DIRECTIONS FOR THIS TASK
Leaving out the pictures, output the lines from the one that contains "Extract the structured" through the end of the material, exactly as they stand.

————————

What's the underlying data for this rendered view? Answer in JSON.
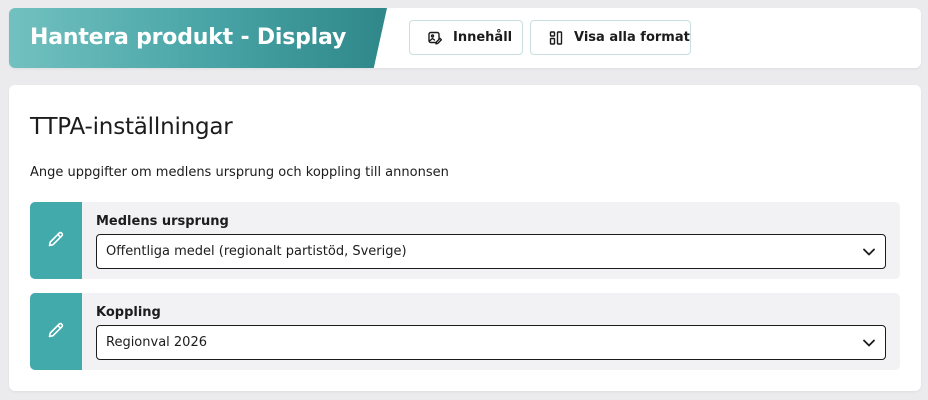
{
  "header": {
    "title": "Hantera produkt - Display",
    "buttons": [
      {
        "label": "Innehåll",
        "icon": "image-edit-icon"
      },
      {
        "label": "Visa alla format",
        "icon": "formats-icon"
      }
    ]
  },
  "section": {
    "title": "TTPA-inställningar",
    "description": "Ange uppgifter om medlens ursprung och koppling till annonsen"
  },
  "fields": [
    {
      "label": "Medlens ursprung",
      "value": "Offentliga medel (regionalt partistöd, Sverige)"
    },
    {
      "label": "Koppling",
      "value": "Regionval 2026"
    }
  ],
  "colors": {
    "banner_start": "#72c1c0",
    "banner_end": "#2f8789",
    "accent": "#43aaac",
    "page_bg": "#ebebed"
  }
}
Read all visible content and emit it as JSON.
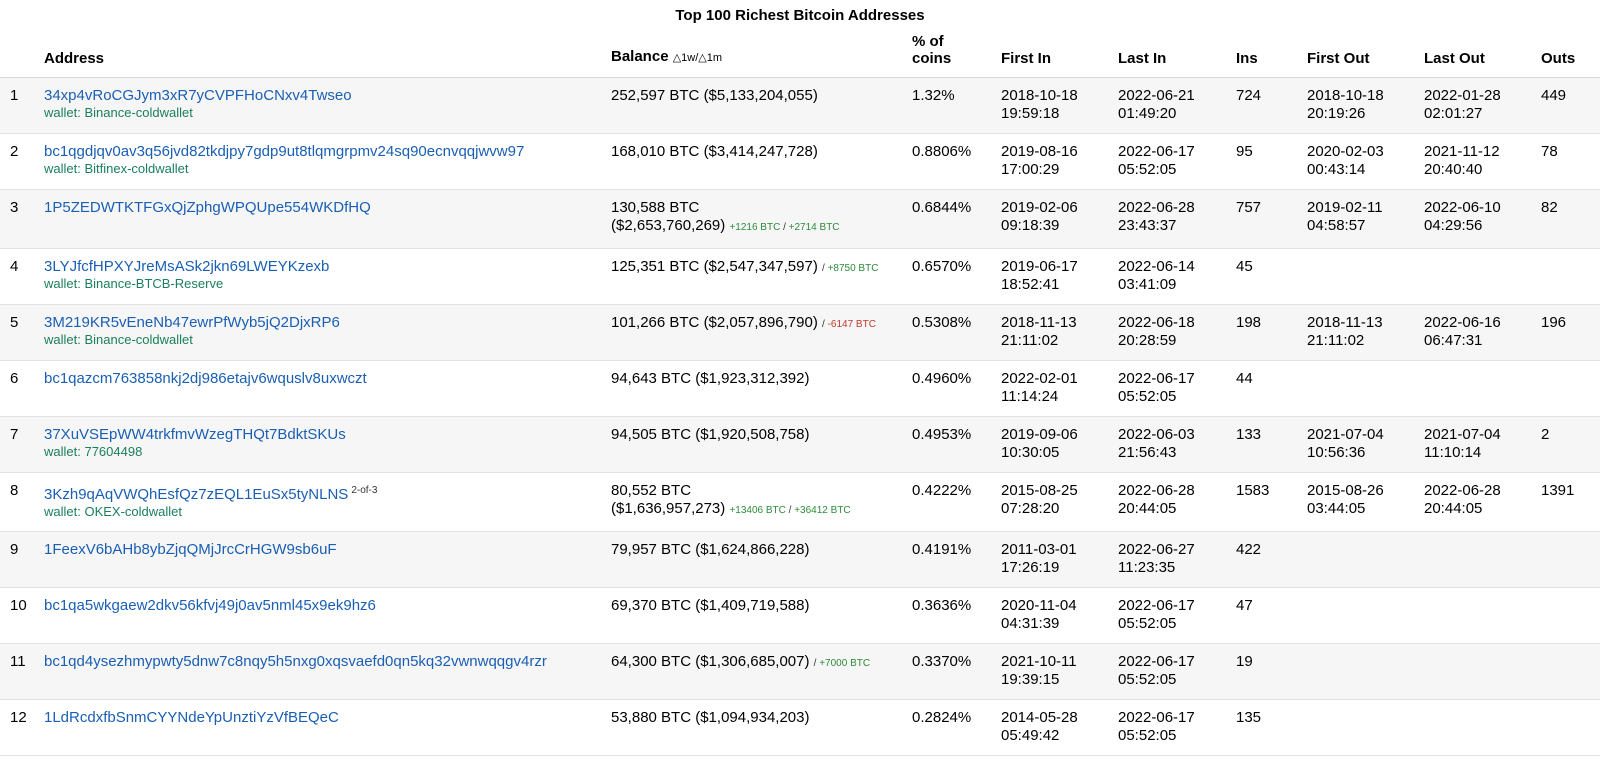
{
  "title": "Top 100 Richest Bitcoin Addresses",
  "colors": {
    "link": "#1a5fb4",
    "wallet": "#1a7f5a",
    "positive": "#2e8b3a",
    "negative": "#c0392b"
  },
  "headers": {
    "address": "Address",
    "balance": "Balance",
    "balance_delta": "△1w/△1m",
    "pct_line1": "% of",
    "pct_line2": "coins",
    "first_in": "First In",
    "last_in": "Last In",
    "ins": "Ins",
    "first_out": "First Out",
    "last_out": "Last Out",
    "outs": "Outs"
  },
  "rows": [
    {
      "rank": "1",
      "address": "34xp4vRoCGJym3xR7yCVPFHoCNxv4Twseo",
      "tag": "",
      "wallet": "wallet: Binance-coldwallet",
      "btc": "252,597 BTC",
      "usd": "($5,133,204,055)",
      "d1w": "",
      "d1m": "",
      "pct": "1.32%",
      "first_in_d": "2018-10-18",
      "first_in_t": "19:59:18",
      "last_in_d": "2022-06-21",
      "last_in_t": "01:49:20",
      "ins": "724",
      "first_out_d": "2018-10-18",
      "first_out_t": "20:19:26",
      "last_out_d": "2022-01-28",
      "last_out_t": "02:01:27",
      "outs": "449"
    },
    {
      "rank": "2",
      "address": "bc1qgdjqv0av3q56jvd82tkdjpy7gdp9ut8tlqmgrpmv24sq90ecnvqqjwvw97",
      "tag": "",
      "wallet": "wallet: Bitfinex-coldwallet",
      "btc": "168,010 BTC",
      "usd": "($3,414,247,728)",
      "d1w": "",
      "d1m": "",
      "pct": "0.8806%",
      "first_in_d": "2019-08-16",
      "first_in_t": "17:00:29",
      "last_in_d": "2022-06-17",
      "last_in_t": "05:52:05",
      "ins": "95",
      "first_out_d": "2020-02-03",
      "first_out_t": "00:43:14",
      "last_out_d": "2021-11-12",
      "last_out_t": "20:40:40",
      "outs": "78"
    },
    {
      "rank": "3",
      "address": "1P5ZEDWTKTFGxQjZphgWPQUpe554WKDfHQ",
      "tag": "",
      "wallet": "",
      "btc": "130,588 BTC",
      "usd": "($2,653,760,269)",
      "d1w": "+1216 BTC",
      "d1m": "+2714 BTC",
      "pct": "0.6844%",
      "first_in_d": "2019-02-06",
      "first_in_t": "09:18:39",
      "last_in_d": "2022-06-28",
      "last_in_t": "23:43:37",
      "ins": "757",
      "first_out_d": "2019-02-11",
      "first_out_t": "04:58:57",
      "last_out_d": "2022-06-10",
      "last_out_t": "04:29:56",
      "outs": "82"
    },
    {
      "rank": "4",
      "address": "3LYJfcfHPXYJreMsASk2jkn69LWEYKzexb",
      "tag": "",
      "wallet": "wallet: Binance-BTCB-Reserve",
      "btc": "125,351 BTC",
      "usd": "($2,547,347,597)",
      "d1w": "",
      "d1m": "+8750 BTC",
      "pct": "0.6570%",
      "first_in_d": "2019-06-17",
      "first_in_t": "18:52:41",
      "last_in_d": "2022-06-14",
      "last_in_t": "03:41:09",
      "ins": "45",
      "first_out_d": "",
      "first_out_t": "",
      "last_out_d": "",
      "last_out_t": "",
      "outs": ""
    },
    {
      "rank": "5",
      "address": "3M219KR5vEneNb47ewrPfWyb5jQ2DjxRP6",
      "tag": "",
      "wallet": "wallet: Binance-coldwallet",
      "btc": "101,266 BTC",
      "usd": "($2,057,896,790)",
      "d1w": "",
      "d1m": "-6147 BTC",
      "pct": "0.5308%",
      "first_in_d": "2018-11-13",
      "first_in_t": "21:11:02",
      "last_in_d": "2022-06-18",
      "last_in_t": "20:28:59",
      "ins": "198",
      "first_out_d": "2018-11-13",
      "first_out_t": "21:11:02",
      "last_out_d": "2022-06-16",
      "last_out_t": "06:47:31",
      "outs": "196"
    },
    {
      "rank": "6",
      "address": "bc1qazcm763858nkj2dj986etajv6wquslv8uxwczt",
      "tag": "",
      "wallet": "",
      "btc": "94,643 BTC",
      "usd": "($1,923,312,392)",
      "d1w": "",
      "d1m": "",
      "pct": "0.4960%",
      "first_in_d": "2022-02-01",
      "first_in_t": "11:14:24",
      "last_in_d": "2022-06-17",
      "last_in_t": "05:52:05",
      "ins": "44",
      "first_out_d": "",
      "first_out_t": "",
      "last_out_d": "",
      "last_out_t": "",
      "outs": ""
    },
    {
      "rank": "7",
      "address": "37XuVSEpWW4trkfmvWzegTHQt7BdktSKUs",
      "tag": "",
      "wallet": "wallet: 77604498",
      "btc": "94,505 BTC",
      "usd": "($1,920,508,758)",
      "d1w": "",
      "d1m": "",
      "pct": "0.4953%",
      "first_in_d": "2019-09-06",
      "first_in_t": "10:30:05",
      "last_in_d": "2022-06-03",
      "last_in_t": "21:56:43",
      "ins": "133",
      "first_out_d": "2021-07-04",
      "first_out_t": "10:56:36",
      "last_out_d": "2021-07-04",
      "last_out_t": "11:10:14",
      "outs": "2"
    },
    {
      "rank": "8",
      "address": "3Kzh9qAqVWQhEsfQz7zEQL1EuSx5tyNLNS",
      "tag": "2-of-3",
      "wallet": "wallet: OKEX-coldwallet",
      "btc": "80,552 BTC",
      "usd": "($1,636,957,273)",
      "d1w": "+13406 BTC",
      "d1m": "+36412 BTC",
      "pct": "0.4222%",
      "first_in_d": "2015-08-25",
      "first_in_t": "07:28:20",
      "last_in_d": "2022-06-28",
      "last_in_t": "20:44:05",
      "ins": "1583",
      "first_out_d": "2015-08-26",
      "first_out_t": "03:44:05",
      "last_out_d": "2022-06-28",
      "last_out_t": "20:44:05",
      "outs": "1391"
    },
    {
      "rank": "9",
      "address": "1FeexV6bAHb8ybZjqQMjJrcCrHGW9sb6uF",
      "tag": "",
      "wallet": "",
      "btc": "79,957 BTC",
      "usd": "($1,624,866,228)",
      "d1w": "",
      "d1m": "",
      "pct": "0.4191%",
      "first_in_d": "2011-03-01",
      "first_in_t": "17:26:19",
      "last_in_d": "2022-06-27",
      "last_in_t": "11:23:35",
      "ins": "422",
      "first_out_d": "",
      "first_out_t": "",
      "last_out_d": "",
      "last_out_t": "",
      "outs": ""
    },
    {
      "rank": "10",
      "address": "bc1qa5wkgaew2dkv56kfvj49j0av5nml45x9ek9hz6",
      "tag": "",
      "wallet": "",
      "btc": "69,370 BTC",
      "usd": "($1,409,719,588)",
      "d1w": "",
      "d1m": "",
      "pct": "0.3636%",
      "first_in_d": "2020-11-04",
      "first_in_t": "04:31:39",
      "last_in_d": "2022-06-17",
      "last_in_t": "05:52:05",
      "ins": "47",
      "first_out_d": "",
      "first_out_t": "",
      "last_out_d": "",
      "last_out_t": "",
      "outs": ""
    },
    {
      "rank": "11",
      "address": "bc1qd4ysezhmypwty5dnw7c8nqy5h5nxg0xqsvaefd0qn5kq32vwnwqqgv4rzr",
      "tag": "",
      "wallet": "",
      "btc": "64,300 BTC",
      "usd": "($1,306,685,007)",
      "d1w": "",
      "d1m": "+7000 BTC",
      "pct": "0.3370%",
      "first_in_d": "2021-10-11",
      "first_in_t": "19:39:15",
      "last_in_d": "2022-06-17",
      "last_in_t": "05:52:05",
      "ins": "19",
      "first_out_d": "",
      "first_out_t": "",
      "last_out_d": "",
      "last_out_t": "",
      "outs": ""
    },
    {
      "rank": "12",
      "address": "1LdRcdxfbSnmCYYNdeYpUnztiYzVfBEQeC",
      "tag": "",
      "wallet": "",
      "btc": "53,880 BTC",
      "usd": "($1,094,934,203)",
      "d1w": "",
      "d1m": "",
      "pct": "0.2824%",
      "first_in_d": "2014-05-28",
      "first_in_t": "05:49:42",
      "last_in_d": "2022-06-17",
      "last_in_t": "05:52:05",
      "ins": "135",
      "first_out_d": "",
      "first_out_t": "",
      "last_out_d": "",
      "last_out_t": "",
      "outs": ""
    }
  ]
}
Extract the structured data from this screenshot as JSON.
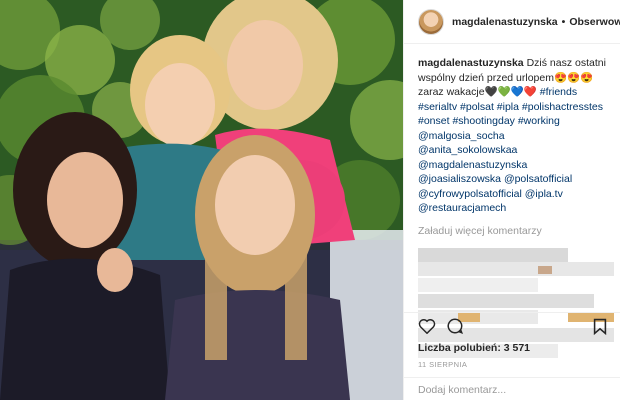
{
  "post": {
    "username": "magdalenastuzynska",
    "separator": "•",
    "follow_label": "Obserwowanie",
    "caption": {
      "user": "magdalenastuzynska",
      "text": "Dziś nasz ostatni wspólny dzień przed urlopem😍😍😍zaraz wakacje🖤💚💙❤️",
      "tags_line1": "#friends #serialtv #polsat #ipla #polishactresstes #onset #shootingday #working",
      "mentions": "@malgosia_socha @anita_sokolowskaa @magdalenastuzynska @joasialiszowska @polsatofficial @cyfrowypolsatofficial @ipla.tv @restauracjamech"
    },
    "load_more_label": "Załaduj więcej komentarzy",
    "likes_label": "Liczba polubień: 3 571",
    "date_label": "11 SIERPNIA",
    "add_comment_placeholder": "Dodaj komentarz...",
    "icons": {
      "like": "heart-icon",
      "comment": "comment-icon",
      "save": "bookmark-icon",
      "more": "ellipsis-icon"
    }
  },
  "colors": {
    "link": "#003569",
    "muted": "#999999",
    "border": "#efefef"
  }
}
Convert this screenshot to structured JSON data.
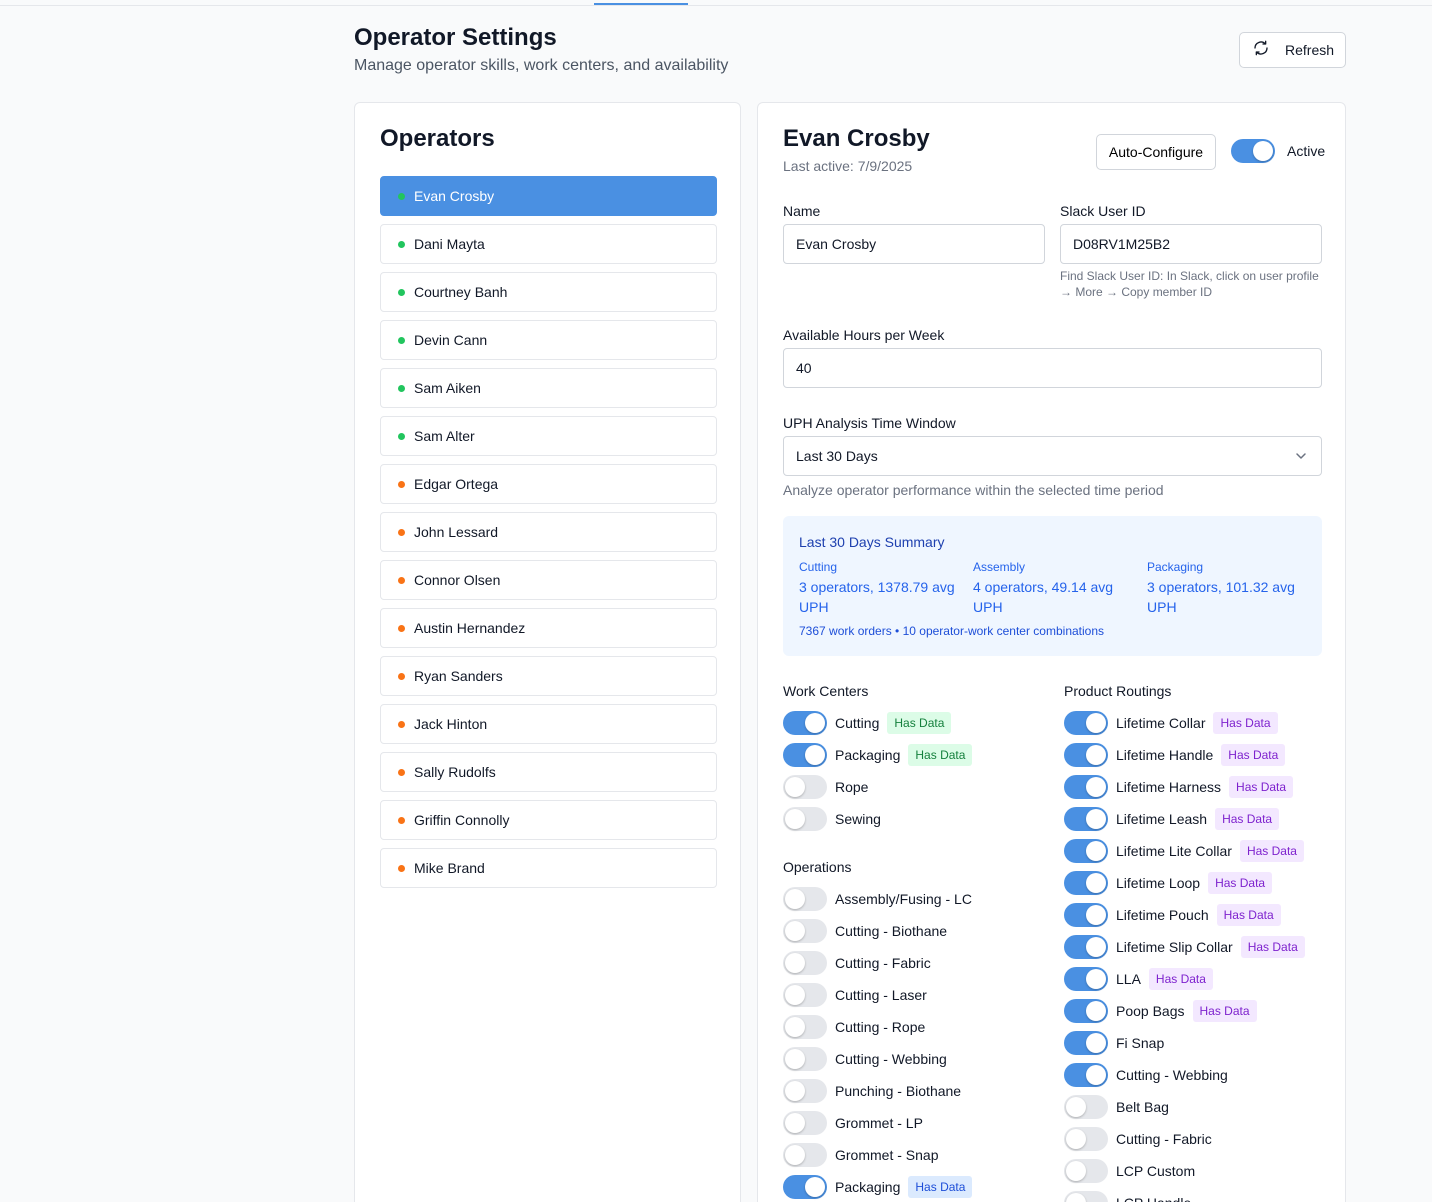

————————

SOLUTION FOR THIS TASK
Extract the structured data from this screenshot as JSON.
{
  "post": {
    "username": "magdalenastuzynska",
    "separator": "•",
    "follow_label": "Obserwowanie",
    "caption": {
      "user": "magdalenastuzynska",
      "text": "Dziś nasz ostatni wspólny dzień przed urlopem😍😍😍zaraz wakacje🖤💚💙❤️",
      "tags_line1": "#friends #serialtv #polsat #ipla #polishactresstes #onset #shootingday #working",
      "mentions": "@malgosia_socha @anita_sokolowskaa @magdalenastuzynska @joasialiszowska @polsatofficial @cyfrowypolsatofficial @ipla.tv @restauracjamech"
    },
    "load_more_label": "Załaduj więcej komentarzy",
    "likes_label": "Liczba polubień: 3 571",
    "date_label": "11 SIERPNIA",
    "add_comment_placeholder": "Dodaj komentarz...",
    "icons": {
      "like": "heart-icon",
      "comment": "comment-icon",
      "save": "bookmark-icon",
      "more": "ellipsis-icon"
    }
  },
  "colors": {
    "link": "#003569",
    "muted": "#999999",
    "border": "#efefef"
  }
}
Convert this screenshot to structured JSON data.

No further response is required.